> _What you should do_:
Update the records below by changing every "macd-bar" to "histogram-bar", keeping everything else the same.

=====

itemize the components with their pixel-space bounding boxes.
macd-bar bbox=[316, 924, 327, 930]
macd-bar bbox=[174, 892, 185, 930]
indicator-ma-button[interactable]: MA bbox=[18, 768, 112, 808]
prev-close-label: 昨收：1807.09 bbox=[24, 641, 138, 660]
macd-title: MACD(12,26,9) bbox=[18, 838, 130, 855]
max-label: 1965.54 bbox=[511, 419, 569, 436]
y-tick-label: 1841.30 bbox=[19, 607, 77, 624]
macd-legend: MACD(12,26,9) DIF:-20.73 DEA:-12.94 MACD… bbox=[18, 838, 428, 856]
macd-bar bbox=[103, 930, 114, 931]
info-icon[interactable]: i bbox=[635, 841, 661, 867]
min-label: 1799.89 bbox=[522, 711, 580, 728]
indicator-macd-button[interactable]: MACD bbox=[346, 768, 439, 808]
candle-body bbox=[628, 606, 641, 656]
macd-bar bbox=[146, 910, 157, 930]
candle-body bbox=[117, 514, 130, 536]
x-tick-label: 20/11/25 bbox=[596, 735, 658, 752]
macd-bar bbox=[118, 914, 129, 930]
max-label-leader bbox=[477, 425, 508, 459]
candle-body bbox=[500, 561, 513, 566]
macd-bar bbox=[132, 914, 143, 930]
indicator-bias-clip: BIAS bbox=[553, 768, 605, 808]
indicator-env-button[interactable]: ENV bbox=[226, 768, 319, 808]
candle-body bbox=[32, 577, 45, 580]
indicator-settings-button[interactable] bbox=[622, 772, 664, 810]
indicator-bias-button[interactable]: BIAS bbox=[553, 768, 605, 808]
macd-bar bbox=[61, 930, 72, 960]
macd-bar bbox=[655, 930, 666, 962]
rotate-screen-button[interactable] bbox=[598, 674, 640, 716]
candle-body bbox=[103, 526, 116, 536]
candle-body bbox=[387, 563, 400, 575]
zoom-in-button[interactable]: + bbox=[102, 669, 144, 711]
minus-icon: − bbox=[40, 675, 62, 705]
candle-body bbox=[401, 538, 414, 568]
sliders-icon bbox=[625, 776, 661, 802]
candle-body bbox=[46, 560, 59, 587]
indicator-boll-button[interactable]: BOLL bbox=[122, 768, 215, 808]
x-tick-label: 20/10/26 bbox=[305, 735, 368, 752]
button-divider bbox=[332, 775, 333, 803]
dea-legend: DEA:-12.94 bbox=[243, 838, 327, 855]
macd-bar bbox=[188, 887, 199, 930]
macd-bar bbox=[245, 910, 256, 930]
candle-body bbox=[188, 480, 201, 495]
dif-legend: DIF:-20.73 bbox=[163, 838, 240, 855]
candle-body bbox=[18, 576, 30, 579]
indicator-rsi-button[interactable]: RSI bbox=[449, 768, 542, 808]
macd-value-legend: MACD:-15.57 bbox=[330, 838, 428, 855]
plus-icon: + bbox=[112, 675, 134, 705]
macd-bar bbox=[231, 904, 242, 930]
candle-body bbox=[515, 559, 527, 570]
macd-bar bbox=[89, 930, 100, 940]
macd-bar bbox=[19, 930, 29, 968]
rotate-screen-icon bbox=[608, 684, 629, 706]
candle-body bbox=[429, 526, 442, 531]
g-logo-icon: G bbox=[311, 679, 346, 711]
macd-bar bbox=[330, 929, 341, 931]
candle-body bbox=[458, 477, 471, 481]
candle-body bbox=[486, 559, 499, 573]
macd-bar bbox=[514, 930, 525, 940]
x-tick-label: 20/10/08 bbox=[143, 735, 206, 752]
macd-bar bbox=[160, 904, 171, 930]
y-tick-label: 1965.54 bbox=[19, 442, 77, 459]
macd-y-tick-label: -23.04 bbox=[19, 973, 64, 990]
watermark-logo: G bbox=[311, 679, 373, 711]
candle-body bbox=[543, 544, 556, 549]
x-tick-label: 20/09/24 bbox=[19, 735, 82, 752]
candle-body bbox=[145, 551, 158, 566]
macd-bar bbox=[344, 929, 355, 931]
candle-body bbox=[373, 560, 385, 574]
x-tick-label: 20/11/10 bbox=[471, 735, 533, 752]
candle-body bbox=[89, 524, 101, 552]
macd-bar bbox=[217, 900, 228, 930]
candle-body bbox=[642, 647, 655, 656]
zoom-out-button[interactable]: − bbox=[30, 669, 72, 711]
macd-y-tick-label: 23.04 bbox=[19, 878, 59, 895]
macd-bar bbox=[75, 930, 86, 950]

=====

> _Exercise solution_:
itemize the components with their pixel-space bounding boxes.
histogram-bar bbox=[316, 924, 327, 930]
histogram-bar bbox=[174, 892, 185, 930]
indicator-ma-button[interactable]: MA bbox=[18, 768, 112, 808]
prev-close-label: 昨收：1807.09 bbox=[24, 641, 138, 660]
macd-title: MACD(12,26,9) bbox=[18, 838, 130, 855]
max-label: 1965.54 bbox=[511, 419, 569, 436]
y-tick-label: 1841.30 bbox=[19, 607, 77, 624]
macd-legend: MACD(12,26,9) DIF:-20.73 DEA:-12.94 MACD… bbox=[18, 838, 428, 856]
histogram-bar bbox=[103, 930, 114, 931]
info-icon[interactable]: i bbox=[635, 841, 661, 867]
min-label: 1799.89 bbox=[522, 711, 580, 728]
indicator-macd-button[interactable]: MACD bbox=[346, 768, 439, 808]
candle-body bbox=[628, 606, 641, 656]
histogram-bar bbox=[146, 910, 157, 930]
candle-body bbox=[117, 514, 130, 536]
x-tick-label: 20/11/25 bbox=[596, 735, 658, 752]
histogram-bar bbox=[118, 914, 129, 930]
max-label-leader bbox=[477, 425, 508, 459]
candle-body bbox=[500, 561, 513, 566]
histogram-bar bbox=[132, 914, 143, 930]
indicator-bias-clip: BIAS bbox=[553, 768, 605, 808]
indicator-env-button[interactable]: ENV bbox=[226, 768, 319, 808]
candle-body bbox=[32, 577, 45, 580]
indicator-settings-button[interactable] bbox=[622, 772, 664, 810]
indicator-bias-button[interactable]: BIAS bbox=[553, 768, 605, 808]
histogram-bar bbox=[61, 930, 72, 960]
histogram-bar bbox=[655, 930, 666, 962]
rotate-screen-button[interactable] bbox=[598, 674, 640, 716]
candle-body bbox=[103, 526, 116, 536]
candle-body bbox=[387, 563, 400, 575]
zoom-in-button[interactable]: + bbox=[102, 669, 144, 711]
minus-icon: − bbox=[40, 675, 62, 705]
candle-body bbox=[401, 538, 414, 568]
sliders-icon bbox=[625, 776, 661, 802]
candle-body bbox=[46, 560, 59, 587]
indicator-boll-button[interactable]: BOLL bbox=[122, 768, 215, 808]
x-tick-label: 20/10/26 bbox=[305, 735, 368, 752]
button-divider bbox=[332, 775, 333, 803]
dea-legend: DEA:-12.94 bbox=[243, 838, 327, 855]
histogram-bar bbox=[188, 887, 199, 930]
histogram-bar bbox=[245, 910, 256, 930]
candle-body bbox=[188, 480, 201, 495]
dif-legend: DIF:-20.73 bbox=[163, 838, 240, 855]
candle-body bbox=[18, 576, 30, 579]
indicator-rsi-button[interactable]: RSI bbox=[449, 768, 542, 808]
macd-value-legend: MACD:-15.57 bbox=[330, 838, 428, 855]
plus-icon: + bbox=[112, 675, 134, 705]
histogram-bar bbox=[231, 904, 242, 930]
candle-body bbox=[515, 559, 527, 570]
histogram-bar bbox=[89, 930, 100, 940]
histogram-bar bbox=[19, 930, 29, 968]
rotate-screen-icon bbox=[608, 684, 629, 706]
candle-body bbox=[429, 526, 442, 531]
g-logo-icon: G bbox=[311, 679, 346, 711]
histogram-bar bbox=[330, 929, 341, 931]
candle-body bbox=[458, 477, 471, 481]
candle-body bbox=[486, 559, 499, 573]
histogram-bar bbox=[514, 930, 525, 940]
x-tick-label: 20/10/08 bbox=[143, 735, 206, 752]
histogram-bar bbox=[160, 904, 171, 930]
y-tick-label: 1965.54 bbox=[19, 442, 77, 459]
macd-y-tick-label: -23.04 bbox=[19, 973, 64, 990]
watermark-logo: G bbox=[311, 679, 373, 711]
candle-body bbox=[543, 544, 556, 549]
x-tick-label: 20/09/24 bbox=[19, 735, 82, 752]
candle-body bbox=[145, 551, 158, 566]
histogram-bar bbox=[344, 929, 355, 931]
candle-body bbox=[373, 560, 385, 574]
x-tick-label: 20/11/10 bbox=[471, 735, 533, 752]
candle-body bbox=[89, 524, 101, 552]
histogram-bar bbox=[217, 900, 228, 930]
candle-body bbox=[642, 647, 655, 656]
zoom-out-button[interactable]: − bbox=[30, 669, 72, 711]
macd-y-tick-label: 23.04 bbox=[19, 878, 59, 895]
histogram-bar bbox=[75, 930, 86, 950]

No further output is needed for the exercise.